#### WHAT YOU HAVE TO DO:
Copy every entry word for word, but skip the pictures.

#### DATA ENTRIES:
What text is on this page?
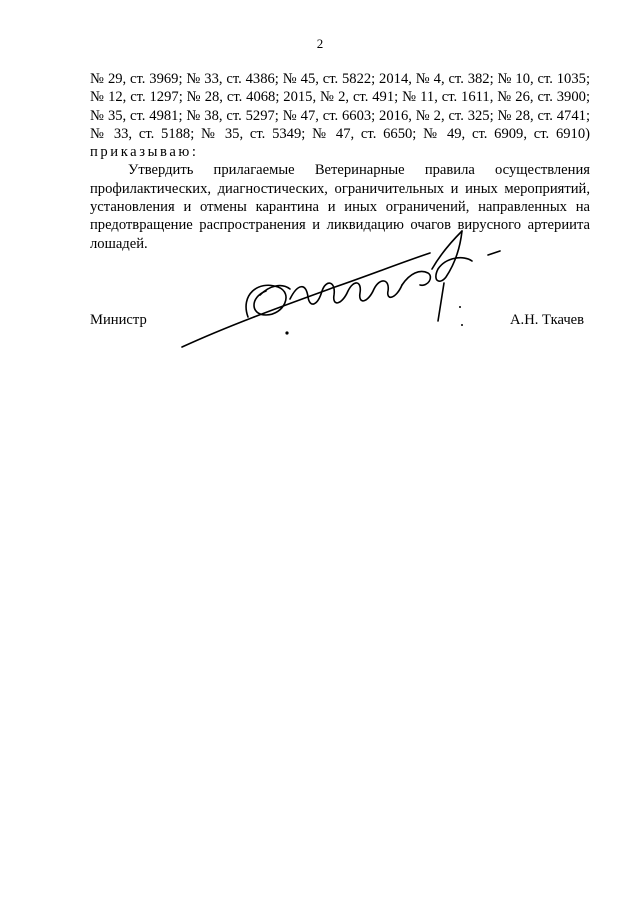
2

№ 29, ст. 3969; № 33, ст. 4386; № 45, ст. 5822; 2014, № 4, ст. 382; № 10, ст. 1035; № 12, ст. 1297; № 28, ст. 4068; 2015, № 2, ст. 491; № 11, ст. 1611, № 26, ст. 3900; № 35, ст. 4981; № 38, ст. 5297; № 47, ст. 6603; 2016, № 2, ст. 325; № 28, ст. 4741; № 33, ст. 5188; № 35, ст. 5349; № 47, ст. 6650; № 49, ст. 6909, ст. 6910) приказываю:

Утвердить прилагаемые Ветеринарные правила осуществления профилактических, диагностических, ограничительных и иных мероприятий, установления и отмены карантина и иных ограничений, направленных на предотвращение распространения и ликвидацию очагов вирусного артериита лошадей.

Министр	А.Н. Ткачев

#### OUTPUT FOR THIS EXERCISE:
What text is on this page?
2

№ 29, ст. 3969; № 33, ст. 4386; № 45, ст. 5822; 2014, № 4, ст. 382; № 10, ст. 1035; № 12, ст. 1297; № 28, ст. 4068; 2015, № 2, ст. 491; № 11, ст. 1611, № 26, ст. 3900; № 35, ст. 4981; № 38, ст. 5297; № 47, ст. 6603; 2016, № 2, ст. 325; № 28, ст. 4741; № 33, ст. 5188; № 35, ст. 5349; № 47, ст. 6650; № 49, ст. 6909, ст. 6910) приказываю:

Утвердить прилагаемые Ветеринарные правила осуществления профилактических, диагностических, ограничительных и иных мероприятий, установления и отмены карантина и иных ограничений, направленных на предотвращение распространения и ликвидацию очагов вирусного артериита лошадей.

Министр	А.Н. Ткачев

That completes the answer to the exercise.